Every record must appear in your copy exactly as written, with no pictures.

====

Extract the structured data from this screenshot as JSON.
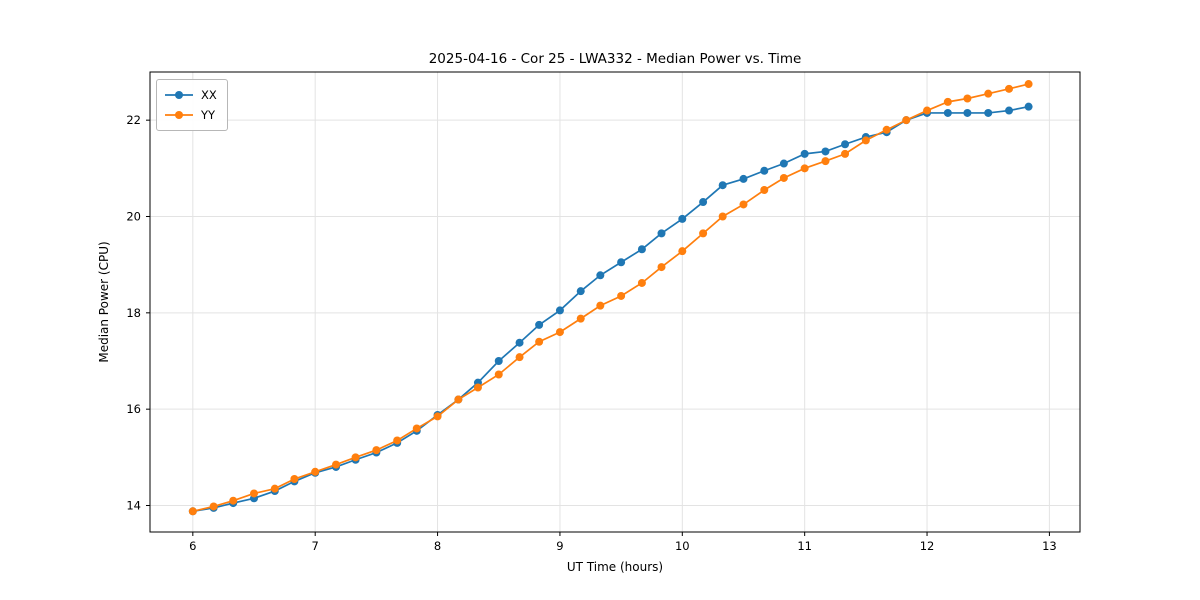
{
  "chart_data": {
    "type": "line",
    "title": "2025-04-16 - Cor 25 - LWA332 - Median Power vs. Time",
    "xlabel": "UT Time (hours)",
    "ylabel": "Median Power (CPU)",
    "xlim": [
      5.65,
      13.25
    ],
    "ylim": [
      13.45,
      23.0
    ],
    "xticks": [
      6,
      7,
      8,
      9,
      10,
      11,
      12,
      13
    ],
    "yticks": [
      14,
      16,
      18,
      20,
      22
    ],
    "grid": true,
    "grid_color": "#e3e3e3",
    "axis_color": "#000000",
    "legend_position": "upper-left",
    "x": [
      6.0,
      6.17,
      6.33,
      6.5,
      6.67,
      6.83,
      7.0,
      7.17,
      7.33,
      7.5,
      7.67,
      7.83,
      8.0,
      8.17,
      8.33,
      8.5,
      8.67,
      8.83,
      9.0,
      9.17,
      9.33,
      9.5,
      9.67,
      9.83,
      10.0,
      10.17,
      10.33,
      10.5,
      10.67,
      10.83,
      11.0,
      11.17,
      11.33,
      11.5,
      11.67,
      11.83,
      12.0,
      12.17,
      12.33,
      12.5,
      12.67,
      12.83
    ],
    "series": [
      {
        "name": "XX",
        "color": "#1f77b4",
        "values": [
          13.88,
          13.95,
          14.05,
          14.15,
          14.3,
          14.5,
          14.68,
          14.8,
          14.95,
          15.1,
          15.3,
          15.55,
          15.88,
          16.2,
          16.55,
          17.0,
          17.38,
          17.75,
          18.05,
          18.45,
          18.78,
          19.05,
          19.32,
          19.65,
          19.95,
          20.3,
          20.65,
          20.78,
          20.95,
          21.1,
          21.3,
          21.35,
          21.5,
          21.65,
          21.75,
          22.0,
          22.15,
          22.15,
          22.15,
          22.15,
          22.2,
          22.28
        ]
      },
      {
        "name": "YY",
        "color": "#ff7f0e",
        "values": [
          13.88,
          13.98,
          14.1,
          14.25,
          14.35,
          14.55,
          14.7,
          14.85,
          15.0,
          15.15,
          15.35,
          15.6,
          15.85,
          16.2,
          16.45,
          16.72,
          17.08,
          17.4,
          17.6,
          17.88,
          18.15,
          18.35,
          18.62,
          18.95,
          19.28,
          19.65,
          20.0,
          20.25,
          20.55,
          20.8,
          21.0,
          21.15,
          21.3,
          21.58,
          21.8,
          22.0,
          22.2,
          22.38,
          22.45,
          22.55,
          22.65,
          22.75
        ]
      }
    ]
  }
}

====

=== Result of this task ===
Extract the structured data from this screenshot as JSON.
{
  "chart_data": {
    "type": "line",
    "title": "2025-04-16 - Cor 25 - LWA332 - Median Power vs. Time",
    "xlabel": "UT Time (hours)",
    "ylabel": "Median Power (CPU)",
    "xlim": [
      5.65,
      13.25
    ],
    "ylim": [
      13.45,
      23.0
    ],
    "xticks": [
      6,
      7,
      8,
      9,
      10,
      11,
      12,
      13
    ],
    "yticks": [
      14,
      16,
      18,
      20,
      22
    ],
    "grid": true,
    "grid_color": "#e3e3e3",
    "axis_color": "#000000",
    "legend_position": "upper-left",
    "x": [
      6.0,
      6.17,
      6.33,
      6.5,
      6.67,
      6.83,
      7.0,
      7.17,
      7.33,
      7.5,
      7.67,
      7.83,
      8.0,
      8.17,
      8.33,
      8.5,
      8.67,
      8.83,
      9.0,
      9.17,
      9.33,
      9.5,
      9.67,
      9.83,
      10.0,
      10.17,
      10.33,
      10.5,
      10.67,
      10.83,
      11.0,
      11.17,
      11.33,
      11.5,
      11.67,
      11.83,
      12.0,
      12.17,
      12.33,
      12.5,
      12.67,
      12.83
    ],
    "series": [
      {
        "name": "XX",
        "color": "#1f77b4",
        "values": [
          13.88,
          13.95,
          14.05,
          14.15,
          14.3,
          14.5,
          14.68,
          14.8,
          14.95,
          15.1,
          15.3,
          15.55,
          15.88,
          16.2,
          16.55,
          17.0,
          17.38,
          17.75,
          18.05,
          18.45,
          18.78,
          19.05,
          19.32,
          19.65,
          19.95,
          20.3,
          20.65,
          20.78,
          20.95,
          21.1,
          21.3,
          21.35,
          21.5,
          21.65,
          21.75,
          22.0,
          22.15,
          22.15,
          22.15,
          22.15,
          22.2,
          22.28
        ]
      },
      {
        "name": "YY",
        "color": "#ff7f0e",
        "values": [
          13.88,
          13.98,
          14.1,
          14.25,
          14.35,
          14.55,
          14.7,
          14.85,
          15.0,
          15.15,
          15.35,
          15.6,
          15.85,
          16.2,
          16.45,
          16.72,
          17.08,
          17.4,
          17.6,
          17.88,
          18.15,
          18.35,
          18.62,
          18.95,
          19.28,
          19.65,
          20.0,
          20.25,
          20.55,
          20.8,
          21.0,
          21.15,
          21.3,
          21.58,
          21.8,
          22.0,
          22.2,
          22.38,
          22.45,
          22.55,
          22.65,
          22.75
        ]
      }
    ]
  }
}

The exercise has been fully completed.